Work order: Reproduce each record exactly. The pictures should be skipped.

Records for processing:
*** Begin section ***

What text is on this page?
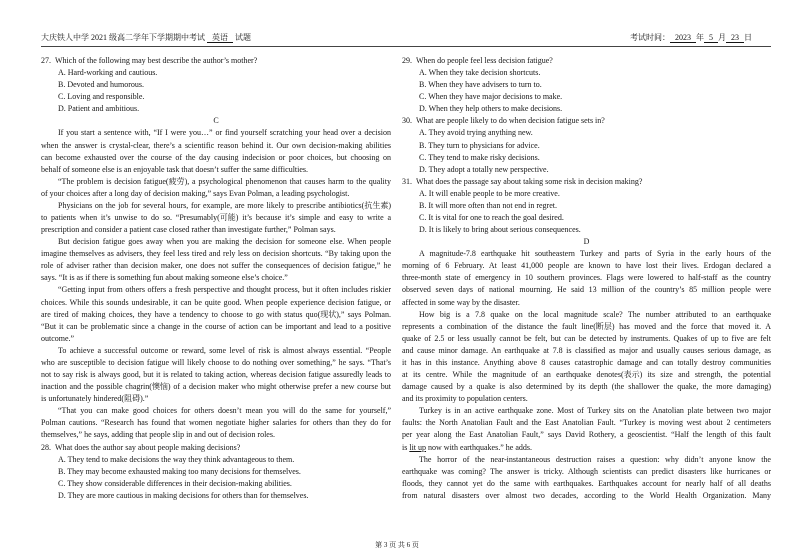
大庆铁人中学 2021 级高二学年下学期期中考试 英语 试题	考试时间： 2023 年 5 月 23 日
27. Which of the following may best describe the author’s mother?
A. Hard-working and cautious.
B. Devoted and humorous.
C. Loving and responsible.
D. Patient and ambitious.
C
If you start a sentence with, “If I were you…” or find yourself scratching your head over a decision
when the answer is crystal-clear, there’s a scientific reason behind it. Our own decision-making abilities
can become exhausted over the course of the day causing indecision or poor choices, but choosing on
behalf of someone else is an enjoyable task that doesn’t suffer the same difficulties.
“The problem is decision fatigue(疲劳), a psychological phenomenon that causes harm to the quality
of your choices after a long day of decision making,” says Evan Polman, a leading psychologist.
Physicians on the job for several hours, for example, are more likely to prescribe antibiotics(抗生素)
to patients when it’s unwise to do so. “Presumably(可能) it’s because it’s simple and easy to write a
prescription and consider a patient case closed rather than investigate further,” Polman says.
But decision fatigue goes away when you are making the decision for someone else. When people
imagine themselves as advisers, they feel less tired and rely less on decision shortcuts. “By taking upon the
role of adviser rather than decision maker, one does not suffer the consequences of decision fatigue,” he
says. “It is as if there is something fun about making someone else’s choice.”
“Getting input from others offers a fresh perspective and thought process, but it often includes riskier
choices. While this sounds undesirable, it can be quite good. When people experience decision fatigue, or
are tired of making choices, they have a tendency to choose to go with status quo(现状),” says Polman.
“But it can be problematic since a change in the course of action can be important and lead to a positive
outcome.”
To achieve a successful outcome or reward, some level of risk is almost always essential. “People
who are susceptible to decision fatigue will likely choose to do nothing over something,” he says. “That’s
not to say risk is always good, but it is related to taking action, whereas decision fatigue assuredly leads to
inaction and the possible chagrin(懊恼) of a decision maker who might otherwise prefer a new course but
is unfortunately hindered(阻碍).”
“That you can make good choices for others doesn’t mean you will do the same for yourself,”
Polman cautions. “Research has found that women negotiate higher salaries for others than they do for
themselves,” he says, adding that people slip in and out of decision roles.
28. What does the author say about people making decisions?
A. They tend to make decisions the way they think advantageous to them.
B. They may become exhausted making too many decisions for themselves.
C. They show considerable differences in their decision-making abilities.
D. They are more cautious in making decisions for others than for themselves.
29. When do people feel less decision fatigue?
A. When they take decision shortcuts.
B. When they have advisers to turn to.
C. When they have major decisions to make.
D. When they help others to make decisions.
30. What are people likely to do when decision fatigue sets in?
A. They avoid trying anything new.
B. They turn to physicians for advice.
C. They tend to make risky decisions.
D. They adopt a totally new perspective.
31. What does the passage say about taking some risk in decision making?
A. It will enable people to be more creative.
B. It will more often than not end in regret.
C. It is vital for one to reach the goal desired.
D. It is likely to bring about serious consequences.
D
A magnitude-7.8 earthquake hit southeastern Turkey and parts of Syria in the early hours of the
morning of 6 February. At least 41,000 people are known to have lost their lives. Erdogan declared a
three-month state of emergency in 10 southern provinces. Flags were lowered to half-staff as the country
observed seven days of national mourning. He said 13 million of the country’s 85 million people were
affected in some way by the disaster.
How big is a 7.8 quake on the local magnitude scale? The number attributed to an earthquake
represents a combination of the distance the fault line(断层) has moved and the force that moved it. A
quake of 2.5 or less usually cannot be felt, but can be detected by instruments. Quakes of up to five are felt
and cause minor damage. An earthquake at 7.8 is classified as major and usually causes serious damage, as
it has in this instance. Anything above 8 causes catastrophic damage and can totally destroy communities
at its centre. While the magnitude of an earthquake denotes(表示) its size and strength, the potential
damage caused by a quake is also determined by its depth (the shallower the quake, the more damaging)
and its proximity to population centers.
Turkey is in an active earthquake zone. Most of Turkey sits on the Anatolian plate between two major
faults: the North Anatolian Fault and the East Anatolian Fault. “Turkey is moving west about 2 centimeters
per year along the East Anatolian Fault,” says David Rothery, a geoscientist. “Half the length of this fault
is lit up now with earthquakes.” he adds.
The horror of the near-instantaneous destruction raises a question: why didn’t anyone know the
earthquake was coming? The answer is tricky. Although scientists can predict disasters like hurricanes or
floods, they cannot yet do the same with earthquakes. Earthquakes account for nearly half of all deaths
from natural disasters over almost two decades, according to the World Health Organization. Many
第 3 页 共 6 页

*** End section ***

Reply to the exercise:
What text is on this page?
大庆铁人中学 2021 级高二学年下学期期中考试 英语 试题	考试时间： 2023 年 5 月 23 日
27. Which of the following may best describe the author’s mother?
A. Hard-working and cautious.
B. Devoted and humorous.
C. Loving and responsible.
D. Patient and ambitious.
C
If you start a sentence with, “If I were you…” or find yourself scratching your head over a decision
when the answer is crystal-clear, there’s a scientific reason behind it. Our own decision-making abilities
can become exhausted over the course of the day causing indecision or poor choices, but choosing on
behalf of someone else is an enjoyable task that doesn’t suffer the same difficulties.
“The problem is decision fatigue(疲劳), a psychological phenomenon that causes harm to the quality
of your choices after a long day of decision making,” says Evan Polman, a leading psychologist.
Physicians on the job for several hours, for example, are more likely to prescribe antibiotics(抗生素)
to patients when it’s unwise to do so. “Presumably(可能) it’s because it’s simple and easy to write a
prescription and consider a patient case closed rather than investigate further,” Polman says.
But decision fatigue goes away when you are making the decision for someone else. When people
imagine themselves as advisers, they feel less tired and rely less on decision shortcuts. “By taking upon the
role of adviser rather than decision maker, one does not suffer the consequences of decision fatigue,” he
says. “It is as if there is something fun about making someone else’s choice.”
“Getting input from others offers a fresh perspective and thought process, but it often includes riskier
choices. While this sounds undesirable, it can be quite good. When people experience decision fatigue, or
are tired of making choices, they have a tendency to choose to go with status quo(现状),” says Polman.
“But it can be problematic since a change in the course of action can be important and lead to a positive
outcome.”
To achieve a successful outcome or reward, some level of risk is almost always essential. “People
who are susceptible to decision fatigue will likely choose to do nothing over something,” he says. “That’s
not to say risk is always good, but it is related to taking action, whereas decision fatigue assuredly leads to
inaction and the possible chagrin(懊恼) of a decision maker who might otherwise prefer a new course but
is unfortunately hindered(阻碍).”
“That you can make good choices for others doesn’t mean you will do the same for yourself,”
Polman cautions. “Research has found that women negotiate higher salaries for others than they do for
themselves,” he says, adding that people slip in and out of decision roles.
28. What does the author say about people making decisions?
A. They tend to make decisions the way they think advantageous to them.
B. They may become exhausted making too many decisions for themselves.
C. They show considerable differences in their decision-making abilities.
D. They are more cautious in making decisions for others than for themselves.
29. When do people feel less decision fatigue?
A. When they take decision shortcuts.
B. When they have advisers to turn to.
C. When they have major decisions to make.
D. When they help others to make decisions.
30. What are people likely to do when decision fatigue sets in?
A. They avoid trying anything new.
B. They turn to physicians for advice.
C. They tend to make risky decisions.
D. They adopt a totally new perspective.
31. What does the passage say about taking some risk in decision making?
A. It will enable people to be more creative.
B. It will more often than not end in regret.
C. It is vital for one to reach the goal desired.
D. It is likely to bring about serious consequences.
D
A magnitude-7.8 earthquake hit southeastern Turkey and parts of Syria in the early hours of the
morning of 6 February. At least 41,000 people are known to have lost their lives. Erdogan declared a
three-month state of emergency in 10 southern provinces. Flags were lowered to half-staff as the country
observed seven days of national mourning. He said 13 million of the country’s 85 million people were
affected in some way by the disaster.
How big is a 7.8 quake on the local magnitude scale? The number attributed to an earthquake
represents a combination of the distance the fault line(断层) has moved and the force that moved it. A
quake of 2.5 or less usually cannot be felt, but can be detected by instruments. Quakes of up to five are felt
and cause minor damage. An earthquake at 7.8 is classified as major and usually causes serious damage, as
it has in this instance. Anything above 8 causes catastrophic damage and can totally destroy communities
at its centre. While the magnitude of an earthquake denotes(表示) its size and strength, the potential
damage caused by a quake is also determined by its depth (the shallower the quake, the more damaging)
and its proximity to population centers.
Turkey is in an active earthquake zone. Most of Turkey sits on the Anatolian plate between two major
faults: the North Anatolian Fault and the East Anatolian Fault. “Turkey is moving west about 2 centimeters
per year along the East Anatolian Fault,” says David Rothery, a geoscientist. “Half the length of this fault
is lit up now with earthquakes.” he adds.
The horror of the near-instantaneous destruction raises a question: why didn’t anyone know the
earthquake was coming? The answer is tricky. Although scientists can predict disasters like hurricanes or
floods, they cannot yet do the same with earthquakes. Earthquakes account for nearly half of all deaths
from natural disasters over almost two decades, according to the World Health Organization. Many
第 3 页 共 6 页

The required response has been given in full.